### MATERIAL SHOWN

......

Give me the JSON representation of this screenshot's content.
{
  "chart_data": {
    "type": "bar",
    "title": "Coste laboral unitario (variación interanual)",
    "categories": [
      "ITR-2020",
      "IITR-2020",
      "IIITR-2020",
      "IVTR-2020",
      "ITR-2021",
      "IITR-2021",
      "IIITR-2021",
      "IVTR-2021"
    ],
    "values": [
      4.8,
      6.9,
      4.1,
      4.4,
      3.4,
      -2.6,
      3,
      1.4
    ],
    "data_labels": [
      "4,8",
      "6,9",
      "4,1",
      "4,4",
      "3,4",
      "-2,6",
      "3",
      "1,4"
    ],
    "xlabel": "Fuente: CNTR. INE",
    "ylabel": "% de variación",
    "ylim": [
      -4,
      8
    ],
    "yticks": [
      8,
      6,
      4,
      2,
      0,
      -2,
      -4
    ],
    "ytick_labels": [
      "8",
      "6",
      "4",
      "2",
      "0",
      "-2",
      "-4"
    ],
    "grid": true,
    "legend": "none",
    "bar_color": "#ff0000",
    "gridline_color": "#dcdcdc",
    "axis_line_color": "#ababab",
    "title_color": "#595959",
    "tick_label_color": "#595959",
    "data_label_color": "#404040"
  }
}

......

### SHORT PROBLEM
Copy every record exactly as presented.

### COMPLETE RESPONSE
Give me the JSON representation of this screenshot's content.
{
  "chart_data": {
    "type": "bar",
    "title": "Coste laboral unitario (variación interanual)",
    "categories": [
      "ITR-2020",
      "IITR-2020",
      "IIITR-2020",
      "IVTR-2020",
      "ITR-2021",
      "IITR-2021",
      "IIITR-2021",
      "IVTR-2021"
    ],
    "values": [
      4.8,
      6.9,
      4.1,
      4.4,
      3.4,
      -2.6,
      3,
      1.4
    ],
    "data_labels": [
      "4,8",
      "6,9",
      "4,1",
      "4,4",
      "3,4",
      "-2,6",
      "3",
      "1,4"
    ],
    "xlabel": "Fuente: CNTR. INE",
    "ylabel": "% de variación",
    "ylim": [
      -4,
      8
    ],
    "yticks": [
      8,
      6,
      4,
      2,
      0,
      -2,
      -4
    ],
    "ytick_labels": [
      "8",
      "6",
      "4",
      "2",
      "0",
      "-2",
      "-4"
    ],
    "grid": true,
    "legend": "none",
    "bar_color": "#ff0000",
    "gridline_color": "#dcdcdc",
    "axis_line_color": "#ababab",
    "title_color": "#595959",
    "tick_label_color": "#595959",
    "data_label_color": "#404040"
  }
}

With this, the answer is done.